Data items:
____

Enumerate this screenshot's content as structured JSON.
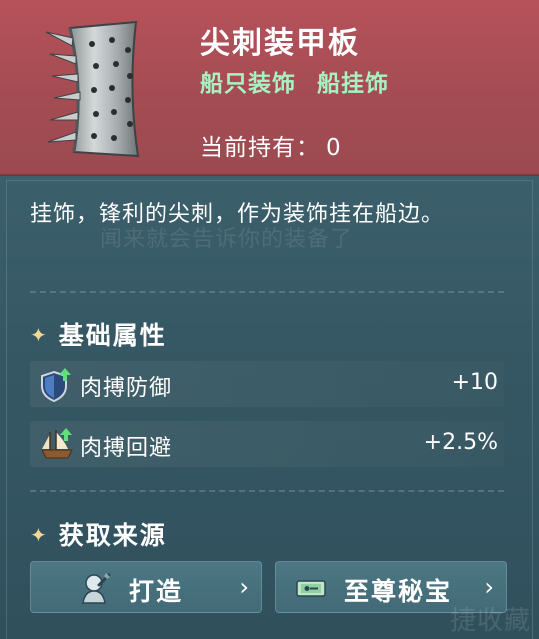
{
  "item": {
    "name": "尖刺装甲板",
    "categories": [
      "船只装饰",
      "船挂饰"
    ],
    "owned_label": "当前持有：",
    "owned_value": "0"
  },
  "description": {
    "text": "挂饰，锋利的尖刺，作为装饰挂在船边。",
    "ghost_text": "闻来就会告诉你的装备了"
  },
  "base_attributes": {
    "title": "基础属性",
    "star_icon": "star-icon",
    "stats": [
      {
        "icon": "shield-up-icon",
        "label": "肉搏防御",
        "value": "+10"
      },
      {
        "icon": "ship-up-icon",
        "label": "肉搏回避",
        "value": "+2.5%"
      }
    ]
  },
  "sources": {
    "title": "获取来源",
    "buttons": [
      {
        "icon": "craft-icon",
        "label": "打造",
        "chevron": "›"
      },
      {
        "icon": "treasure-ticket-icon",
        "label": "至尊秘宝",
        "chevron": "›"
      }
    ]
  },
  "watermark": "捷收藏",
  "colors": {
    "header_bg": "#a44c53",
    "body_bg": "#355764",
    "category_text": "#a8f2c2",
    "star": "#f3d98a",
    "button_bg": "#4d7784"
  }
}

____

*TASK BRIEF*.
Pictures are to be left out; all else in the entries above is to be quoted exactly.

*WRITTEN RESPONSE*.
Enumerate this screenshot's content as structured JSON.
{
  "item": {
    "name": "尖刺装甲板",
    "categories": [
      "船只装饰",
      "船挂饰"
    ],
    "owned_label": "当前持有：",
    "owned_value": "0"
  },
  "description": {
    "text": "挂饰，锋利的尖刺，作为装饰挂在船边。",
    "ghost_text": "闻来就会告诉你的装备了"
  },
  "base_attributes": {
    "title": "基础属性",
    "star_icon": "star-icon",
    "stats": [
      {
        "icon": "shield-up-icon",
        "label": "肉搏防御",
        "value": "+10"
      },
      {
        "icon": "ship-up-icon",
        "label": "肉搏回避",
        "value": "+2.5%"
      }
    ]
  },
  "sources": {
    "title": "获取来源",
    "buttons": [
      {
        "icon": "craft-icon",
        "label": "打造",
        "chevron": "›"
      },
      {
        "icon": "treasure-ticket-icon",
        "label": "至尊秘宝",
        "chevron": "›"
      }
    ]
  },
  "watermark": "捷收藏",
  "colors": {
    "header_bg": "#a44c53",
    "body_bg": "#355764",
    "category_text": "#a8f2c2",
    "star": "#f3d98a",
    "button_bg": "#4d7784"
  }
}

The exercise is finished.